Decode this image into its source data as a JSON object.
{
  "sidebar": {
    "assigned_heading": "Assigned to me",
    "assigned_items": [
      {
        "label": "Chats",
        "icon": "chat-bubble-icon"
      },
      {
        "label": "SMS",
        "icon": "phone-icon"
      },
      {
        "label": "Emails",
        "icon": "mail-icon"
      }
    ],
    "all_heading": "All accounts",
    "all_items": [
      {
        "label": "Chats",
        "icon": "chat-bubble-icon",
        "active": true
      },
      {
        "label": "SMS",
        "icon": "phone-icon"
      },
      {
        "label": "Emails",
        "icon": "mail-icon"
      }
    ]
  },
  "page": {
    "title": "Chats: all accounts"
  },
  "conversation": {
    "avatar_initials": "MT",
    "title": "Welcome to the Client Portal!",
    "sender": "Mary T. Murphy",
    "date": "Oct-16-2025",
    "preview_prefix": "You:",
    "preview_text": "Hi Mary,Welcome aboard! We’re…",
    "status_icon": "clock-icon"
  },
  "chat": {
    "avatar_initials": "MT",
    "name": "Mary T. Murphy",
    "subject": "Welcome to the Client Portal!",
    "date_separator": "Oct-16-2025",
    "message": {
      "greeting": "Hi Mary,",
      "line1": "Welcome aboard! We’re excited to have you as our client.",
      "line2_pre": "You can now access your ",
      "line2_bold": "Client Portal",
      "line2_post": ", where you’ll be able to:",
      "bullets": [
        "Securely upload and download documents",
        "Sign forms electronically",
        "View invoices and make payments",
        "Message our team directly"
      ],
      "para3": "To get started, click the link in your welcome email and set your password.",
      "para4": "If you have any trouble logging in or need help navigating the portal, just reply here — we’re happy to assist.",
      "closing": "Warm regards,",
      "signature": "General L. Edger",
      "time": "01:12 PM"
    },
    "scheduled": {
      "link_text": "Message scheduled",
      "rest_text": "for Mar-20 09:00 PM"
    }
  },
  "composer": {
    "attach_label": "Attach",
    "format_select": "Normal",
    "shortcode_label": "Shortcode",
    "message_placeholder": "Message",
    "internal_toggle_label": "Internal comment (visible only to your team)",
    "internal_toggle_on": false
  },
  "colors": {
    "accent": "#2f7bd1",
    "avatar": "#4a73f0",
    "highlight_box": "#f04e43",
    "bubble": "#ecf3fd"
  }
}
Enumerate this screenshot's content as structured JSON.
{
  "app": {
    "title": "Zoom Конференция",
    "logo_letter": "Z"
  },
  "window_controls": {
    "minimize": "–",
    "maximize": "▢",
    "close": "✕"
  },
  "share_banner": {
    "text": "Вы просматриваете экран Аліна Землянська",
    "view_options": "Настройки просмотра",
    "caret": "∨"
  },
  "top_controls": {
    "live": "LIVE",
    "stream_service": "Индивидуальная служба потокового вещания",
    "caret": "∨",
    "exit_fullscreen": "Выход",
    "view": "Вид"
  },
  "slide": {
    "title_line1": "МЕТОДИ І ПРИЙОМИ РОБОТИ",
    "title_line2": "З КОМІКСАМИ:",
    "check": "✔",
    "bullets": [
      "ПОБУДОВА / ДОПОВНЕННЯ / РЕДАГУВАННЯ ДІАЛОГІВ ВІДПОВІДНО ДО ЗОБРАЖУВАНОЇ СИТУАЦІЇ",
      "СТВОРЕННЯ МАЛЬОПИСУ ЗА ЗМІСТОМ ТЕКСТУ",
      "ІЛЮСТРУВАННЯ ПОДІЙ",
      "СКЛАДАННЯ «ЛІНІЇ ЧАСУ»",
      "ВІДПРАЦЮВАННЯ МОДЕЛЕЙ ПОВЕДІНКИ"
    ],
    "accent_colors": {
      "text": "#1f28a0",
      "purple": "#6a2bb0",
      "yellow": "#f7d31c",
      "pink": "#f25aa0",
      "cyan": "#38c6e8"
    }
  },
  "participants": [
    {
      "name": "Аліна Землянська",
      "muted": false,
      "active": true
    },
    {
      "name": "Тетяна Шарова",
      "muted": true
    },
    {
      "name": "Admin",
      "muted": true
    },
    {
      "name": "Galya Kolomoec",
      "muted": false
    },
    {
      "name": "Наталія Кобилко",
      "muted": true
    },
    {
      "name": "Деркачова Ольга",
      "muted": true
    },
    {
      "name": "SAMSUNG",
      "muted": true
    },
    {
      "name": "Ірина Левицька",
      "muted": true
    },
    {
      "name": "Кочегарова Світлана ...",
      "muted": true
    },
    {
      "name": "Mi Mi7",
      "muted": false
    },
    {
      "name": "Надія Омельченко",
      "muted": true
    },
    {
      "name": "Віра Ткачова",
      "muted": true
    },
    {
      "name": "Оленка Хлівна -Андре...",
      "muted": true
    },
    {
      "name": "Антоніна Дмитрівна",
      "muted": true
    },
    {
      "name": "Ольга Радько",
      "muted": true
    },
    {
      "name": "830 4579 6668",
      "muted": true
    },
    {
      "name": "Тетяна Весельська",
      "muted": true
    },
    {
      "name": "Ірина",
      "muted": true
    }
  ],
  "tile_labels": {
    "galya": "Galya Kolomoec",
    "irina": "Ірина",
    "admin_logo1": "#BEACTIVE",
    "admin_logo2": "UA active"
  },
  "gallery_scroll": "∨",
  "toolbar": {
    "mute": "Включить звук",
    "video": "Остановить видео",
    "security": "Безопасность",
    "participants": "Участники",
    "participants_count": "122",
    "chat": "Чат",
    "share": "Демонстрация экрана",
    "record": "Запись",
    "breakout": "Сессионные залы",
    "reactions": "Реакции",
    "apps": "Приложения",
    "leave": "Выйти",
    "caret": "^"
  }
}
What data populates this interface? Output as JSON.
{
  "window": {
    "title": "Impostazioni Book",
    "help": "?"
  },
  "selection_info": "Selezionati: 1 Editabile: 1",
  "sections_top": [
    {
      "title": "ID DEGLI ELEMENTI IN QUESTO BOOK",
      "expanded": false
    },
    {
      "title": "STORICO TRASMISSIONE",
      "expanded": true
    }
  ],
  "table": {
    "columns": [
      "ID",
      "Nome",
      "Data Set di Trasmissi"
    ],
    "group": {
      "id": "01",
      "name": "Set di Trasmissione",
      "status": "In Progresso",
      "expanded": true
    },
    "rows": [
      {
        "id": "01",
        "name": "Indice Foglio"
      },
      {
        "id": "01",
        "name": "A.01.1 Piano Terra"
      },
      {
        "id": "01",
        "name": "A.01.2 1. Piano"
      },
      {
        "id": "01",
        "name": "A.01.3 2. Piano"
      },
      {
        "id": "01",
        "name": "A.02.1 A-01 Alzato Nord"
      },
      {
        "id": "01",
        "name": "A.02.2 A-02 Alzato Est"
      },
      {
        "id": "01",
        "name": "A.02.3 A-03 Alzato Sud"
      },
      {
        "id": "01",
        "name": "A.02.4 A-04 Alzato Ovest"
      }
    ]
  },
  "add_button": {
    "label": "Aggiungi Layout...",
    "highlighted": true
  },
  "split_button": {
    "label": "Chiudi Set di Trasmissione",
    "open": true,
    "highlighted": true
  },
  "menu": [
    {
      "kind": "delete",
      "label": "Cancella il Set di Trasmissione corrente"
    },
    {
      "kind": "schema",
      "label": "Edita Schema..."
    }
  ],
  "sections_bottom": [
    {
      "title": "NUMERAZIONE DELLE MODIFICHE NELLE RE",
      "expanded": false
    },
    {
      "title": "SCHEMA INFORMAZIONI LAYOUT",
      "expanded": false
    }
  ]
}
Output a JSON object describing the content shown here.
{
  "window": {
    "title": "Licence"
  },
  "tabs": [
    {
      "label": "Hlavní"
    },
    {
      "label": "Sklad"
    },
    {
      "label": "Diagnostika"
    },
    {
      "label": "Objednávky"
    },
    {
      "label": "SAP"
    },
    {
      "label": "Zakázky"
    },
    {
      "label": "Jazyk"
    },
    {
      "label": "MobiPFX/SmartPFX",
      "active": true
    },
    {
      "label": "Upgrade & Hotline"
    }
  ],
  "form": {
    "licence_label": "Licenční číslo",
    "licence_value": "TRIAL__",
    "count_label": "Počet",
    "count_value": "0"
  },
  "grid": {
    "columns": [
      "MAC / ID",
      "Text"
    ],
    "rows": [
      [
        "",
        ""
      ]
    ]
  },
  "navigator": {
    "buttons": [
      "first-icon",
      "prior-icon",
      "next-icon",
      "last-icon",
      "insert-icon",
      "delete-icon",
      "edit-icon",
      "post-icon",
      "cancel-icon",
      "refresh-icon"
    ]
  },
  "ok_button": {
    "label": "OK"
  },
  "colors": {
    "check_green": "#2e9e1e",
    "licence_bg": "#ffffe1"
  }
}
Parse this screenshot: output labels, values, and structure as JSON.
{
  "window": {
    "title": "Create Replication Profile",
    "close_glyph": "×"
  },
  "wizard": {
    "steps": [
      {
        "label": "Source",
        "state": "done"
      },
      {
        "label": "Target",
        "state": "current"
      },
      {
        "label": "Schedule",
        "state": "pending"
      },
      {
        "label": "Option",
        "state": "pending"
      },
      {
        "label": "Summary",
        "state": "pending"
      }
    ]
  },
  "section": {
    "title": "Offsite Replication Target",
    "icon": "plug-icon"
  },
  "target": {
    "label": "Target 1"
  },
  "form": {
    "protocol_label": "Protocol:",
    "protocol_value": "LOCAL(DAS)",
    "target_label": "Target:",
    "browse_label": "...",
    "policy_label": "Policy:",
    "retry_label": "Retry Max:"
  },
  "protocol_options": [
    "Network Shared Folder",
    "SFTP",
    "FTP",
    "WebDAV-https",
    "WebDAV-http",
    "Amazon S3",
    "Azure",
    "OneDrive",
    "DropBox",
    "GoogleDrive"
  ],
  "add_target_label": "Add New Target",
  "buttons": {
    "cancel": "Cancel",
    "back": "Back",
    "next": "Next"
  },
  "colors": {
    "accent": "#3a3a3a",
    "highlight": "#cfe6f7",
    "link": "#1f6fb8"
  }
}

● ● ● ● ●

GOAL: Using the listing above, show every line that includes the string "this".

FULL OUTPUT:
Decode this image into its source data as a JSON object.
Enumerate this screenshot's content as structured JSON.
What data populates this interface? Output as JSON.
Parse this screenshot: output labels, values, and structure as JSON.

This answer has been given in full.